■ STATED EXERCISE
In the copy, include every entry exactly but none of the pictures.

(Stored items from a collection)
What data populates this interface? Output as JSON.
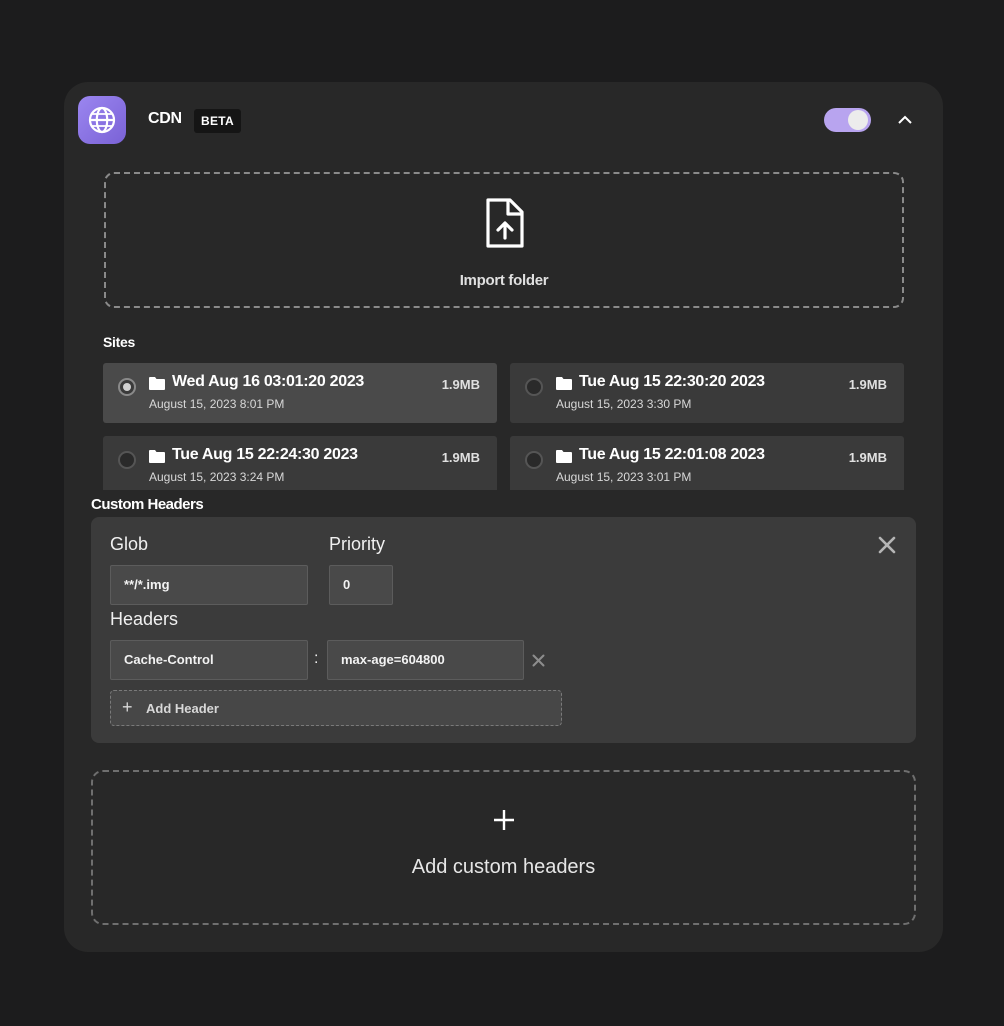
{
  "header": {
    "title": "CDN",
    "badge": "BETA",
    "toggle_on": true,
    "colors": {
      "accent": "#b8a4ef",
      "icon_gradient_start": "#9b86f0",
      "icon_gradient_end": "#7a62d6"
    }
  },
  "import": {
    "label": "Import folder",
    "icon": "file-upload-icon"
  },
  "sites": {
    "label": "Sites",
    "items": [
      {
        "name": "Wed Aug 16 03:01:20 2023",
        "date": "August 15, 2023 8:01 PM",
        "size": "1.9MB",
        "selected": true
      },
      {
        "name": "Tue Aug 15 22:30:20 2023",
        "date": "August 15, 2023 3:30 PM",
        "size": "1.9MB",
        "selected": false
      },
      {
        "name": "Tue Aug 15 22:24:30 2023",
        "date": "August 15, 2023 3:24 PM",
        "size": "1.9MB",
        "selected": false
      },
      {
        "name": "Tue Aug 15 22:01:08 2023",
        "date": "August 15, 2023 3:01 PM",
        "size": "1.9MB",
        "selected": false
      }
    ]
  },
  "custom_headers": {
    "label": "Custom Headers",
    "rule": {
      "glob_label": "Glob",
      "glob_value": "**/*.img",
      "priority_label": "Priority",
      "priority_value": "0",
      "headers_label": "Headers",
      "header_key": "Cache-Control",
      "header_separator": ":",
      "header_value": "max-age=604800",
      "add_header_label": "Add Header"
    },
    "add_label": "Add custom headers"
  }
}
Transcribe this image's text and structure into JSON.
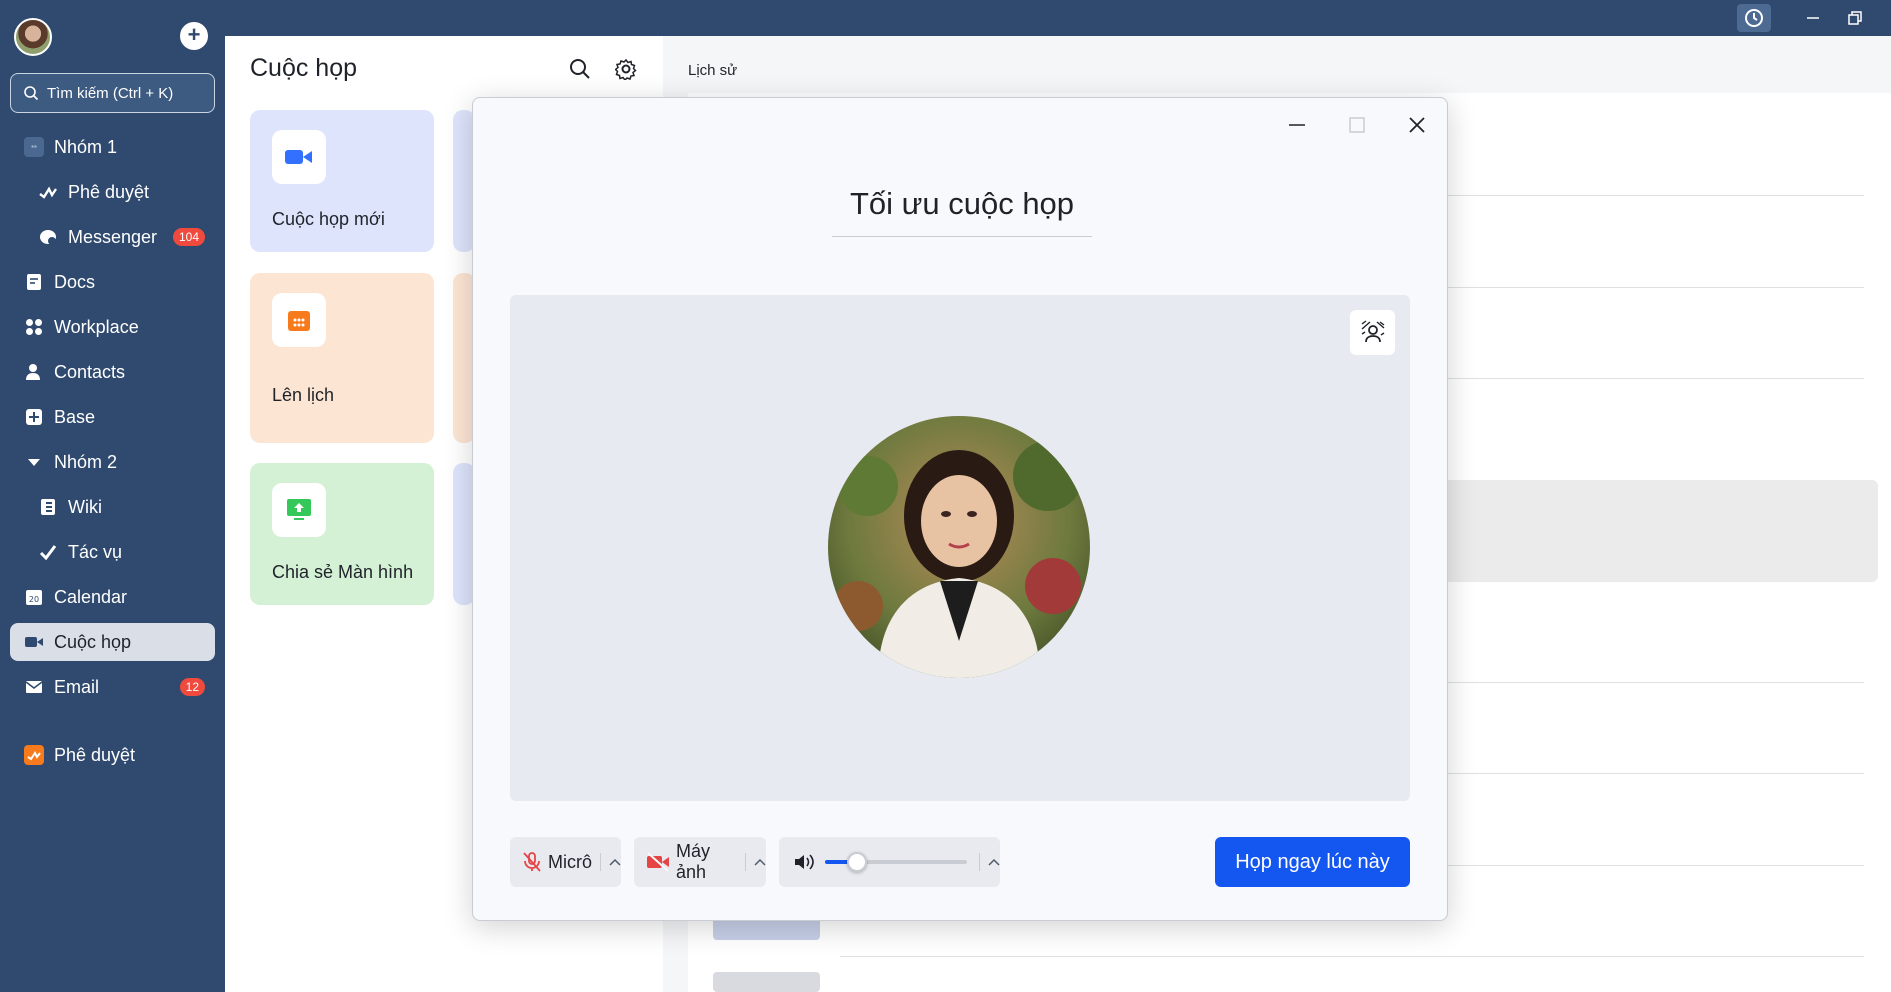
{
  "sidebar": {
    "search_placeholder": "Tìm kiếm (Ctrl + K)",
    "items": [
      {
        "label": "Nhóm 1"
      },
      {
        "label": "Phê duyệt"
      },
      {
        "label": "Messenger",
        "badge": "104"
      },
      {
        "label": "Docs"
      },
      {
        "label": "Workplace"
      },
      {
        "label": "Contacts"
      },
      {
        "label": "Base"
      },
      {
        "label": "Nhóm 2"
      },
      {
        "label": "Wiki"
      },
      {
        "label": "Tác vụ"
      },
      {
        "label": "Calendar"
      },
      {
        "label": "Cuộc họp"
      },
      {
        "label": "Email",
        "badge": "12"
      },
      {
        "label": "Phê duyệt"
      }
    ]
  },
  "main": {
    "title": "Cuộc họp",
    "history_label": "Lịch sử",
    "cards": [
      {
        "label": "Cuộc họp mới",
        "color": "#dde4fb",
        "icon_color": "#3370ff"
      },
      {
        "label": "Lên lịch",
        "color": "#fde5d3",
        "icon_color": "#f77b1d"
      },
      {
        "label": "Chia sẻ Màn hình",
        "color": "#d5f1d5",
        "icon_color": "#34c759"
      }
    ]
  },
  "modal": {
    "title": "Tối ưu cuộc họp",
    "mic_label": "Micrô",
    "camera_label": "Máy ảnh",
    "join_label": "Họp ngay lúc này",
    "volume_level": 0.18,
    "accent": "#1456f0"
  }
}
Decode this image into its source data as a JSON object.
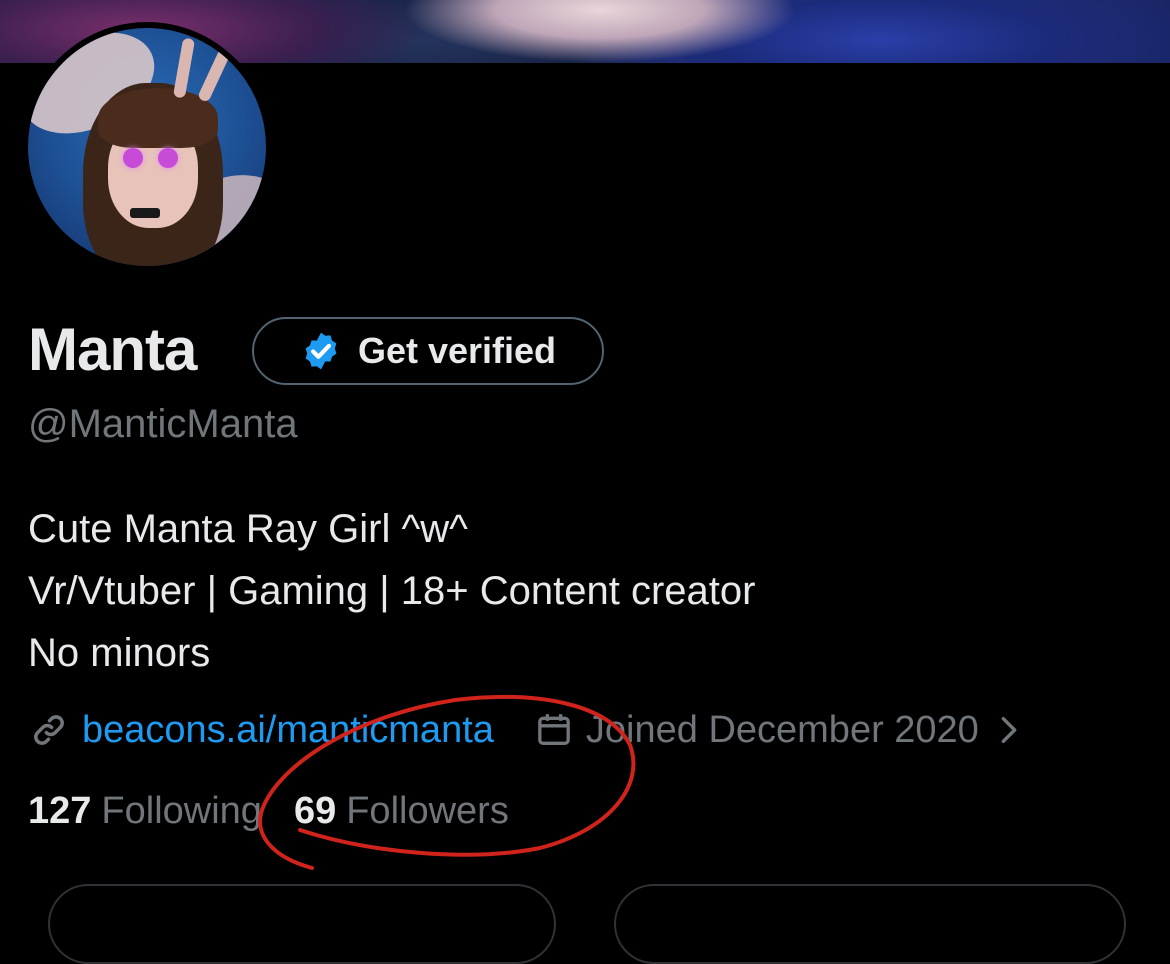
{
  "profile": {
    "display_name": "Manta",
    "handle": "@ManticManta",
    "bio_lines": [
      "Cute Manta Ray Girl ^w^",
      "Vr/Vtuber | Gaming | 18+ Content creator",
      "No minors"
    ],
    "link": "beacons.ai/manticmanta",
    "joined": "Joined December 2020"
  },
  "verify_button": {
    "label": "Get verified"
  },
  "stats": {
    "following_count": "127",
    "following_label": "Following",
    "followers_count": "69",
    "followers_label": "Followers"
  },
  "colors": {
    "background": "#000000",
    "text_primary": "#e7e9ea",
    "text_secondary": "#71767b",
    "link": "#1d9bf0",
    "verified_badge": "#1d9bf0",
    "annotation": "#d0231b"
  },
  "icons": [
    "link-icon",
    "calendar-icon",
    "chevron-right-icon",
    "verified-badge-icon"
  ]
}
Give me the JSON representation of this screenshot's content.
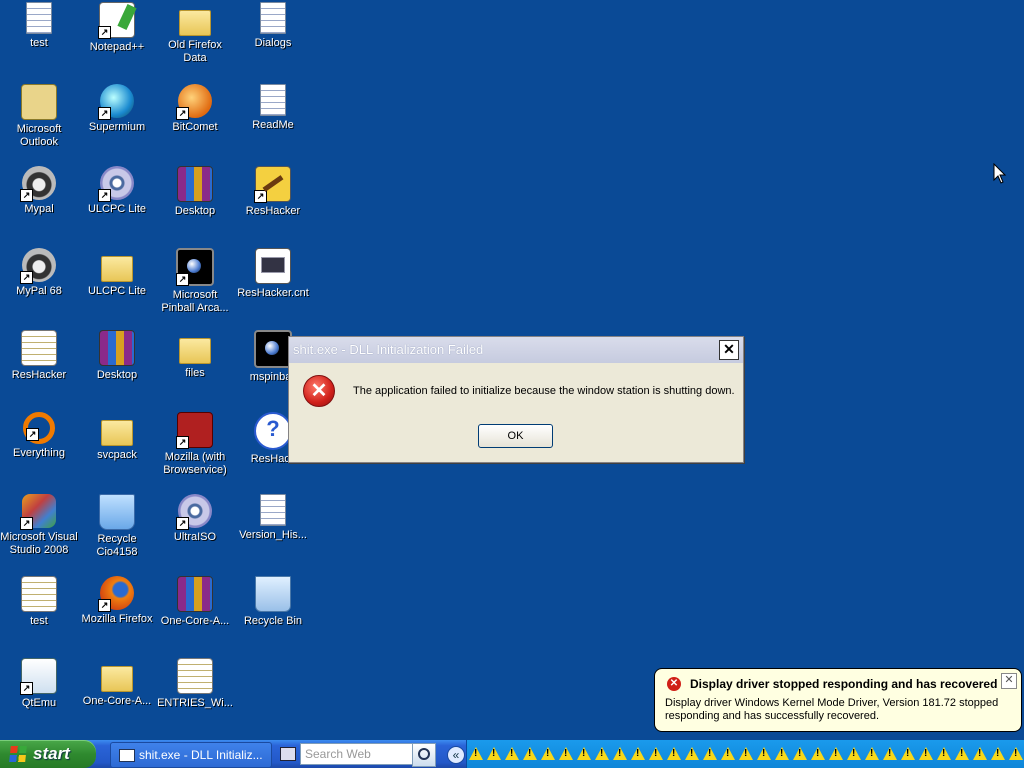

■ EXERCISE SOLUTION
What data populates this interface? Output as JSON.
{
  "header": {
    "title": "CDN",
    "badge": "BETA",
    "toggle_on": true,
    "colors": {
      "accent": "#b8a4ef",
      "icon_gradient_start": "#9b86f0",
      "icon_gradient_end": "#7a62d6"
    }
  },
  "import": {
    "label": "Import folder",
    "icon": "file-upload-icon"
  },
  "sites": {
    "label": "Sites",
    "items": [
      {
        "name": "Wed Aug 16 03:01:20 2023",
        "date": "August 15, 2023 8:01 PM",
        "size": "1.9MB",
        "selected": true
      },
      {
        "name": "Tue Aug 15 22:30:20 2023",
        "date": "August 15, 2023 3:30 PM",
        "size": "1.9MB",
        "selected": false
      },
      {
        "name": "Tue Aug 15 22:24:30 2023",
        "date": "August 15, 2023 3:24 PM",
        "size": "1.9MB",
        "selected": false
      },
      {
        "name": "Tue Aug 15 22:01:08 2023",
        "date": "August 15, 2023 3:01 PM",
        "size": "1.9MB",
        "selected": false
      }
    ]
  },
  "custom_headers": {
    "label": "Custom Headers",
    "rule": {
      "glob_label": "Glob",
      "glob_value": "**/*.img",
      "priority_label": "Priority",
      "priority_value": "0",
      "headers_label": "Headers",
      "header_key": "Cache-Control",
      "header_separator": ":",
      "header_value": "max-age=604800",
      "add_header_label": "Add Header"
    },
    "add_label": "Add custom headers"
  }
}
Transcribe this image's text and structure into JSON.
{
  "sidebar": {
    "search_placeholder": "Tìm kiếm (Ctrl + K)",
    "items": [
      {
        "label": "Nhóm 1"
      },
      {
        "label": "Phê duyệt"
      },
      {
        "label": "Messenger",
        "badge": "104"
      },
      {
        "label": "Docs"
      },
      {
        "label": "Workplace"
      },
      {
        "label": "Contacts"
      },
      {
        "label": "Base"
      },
      {
        "label": "Nhóm 2"
      },
      {
        "label": "Wiki"
      },
      {
        "label": "Tác vụ"
      },
      {
        "label": "Calendar"
      },
      {
        "label": "Cuộc họp"
      },
      {
        "label": "Email",
        "badge": "12"
      },
      {
        "label": "Phê duyệt"
      }
    ]
  },
  "main": {
    "title": "Cuộc họp",
    "history_label": "Lịch sử",
    "cards": [
      {
        "label": "Cuộc họp mới",
        "color": "#dde4fb",
        "icon_color": "#3370ff"
      },
      {
        "label": "Lên lịch",
        "color": "#fde5d3",
        "icon_color": "#f77b1d"
      },
      {
        "label": "Chia sẻ Màn hình",
        "color": "#d5f1d5",
        "icon_color": "#34c759"
      }
    ]
  },
  "modal": {
    "title": "Tối ưu cuộc họp",
    "mic_label": "Micrô",
    "camera_label": "Máy ảnh",
    "join_label": "Họp ngay lúc này",
    "volume_level": 0.18,
    "accent": "#1456f0"
  }
}
Decode this image into its source data as a JSON object.
{
  "profile": {
    "display_name": "Manta",
    "handle": "@ManticManta",
    "bio_lines": [
      "Cute Manta Ray Girl ^w^",
      "Vr/Vtuber | Gaming | 18+ Content creator",
      "No minors"
    ],
    "link": "beacons.ai/manticmanta",
    "joined": "Joined December 2020"
  },
  "verify_button": {
    "label": "Get verified"
  },
  "stats": {
    "following_count": "127",
    "following_label": "Following",
    "followers_count": "69",
    "followers_label": "Followers"
  },
  "colors": {
    "background": "#000000",
    "text_primary": "#e7e9ea",
    "text_secondary": "#71767b",
    "link": "#1d9bf0",
    "verified_badge": "#1d9bf0",
    "annotation": "#d0231b"
  },
  "icons": [
    "link-icon",
    "calendar-icon",
    "chevron-right-icon",
    "verified-badge-icon"
  ]
}
Give me the JSON representation of this screenshot's content.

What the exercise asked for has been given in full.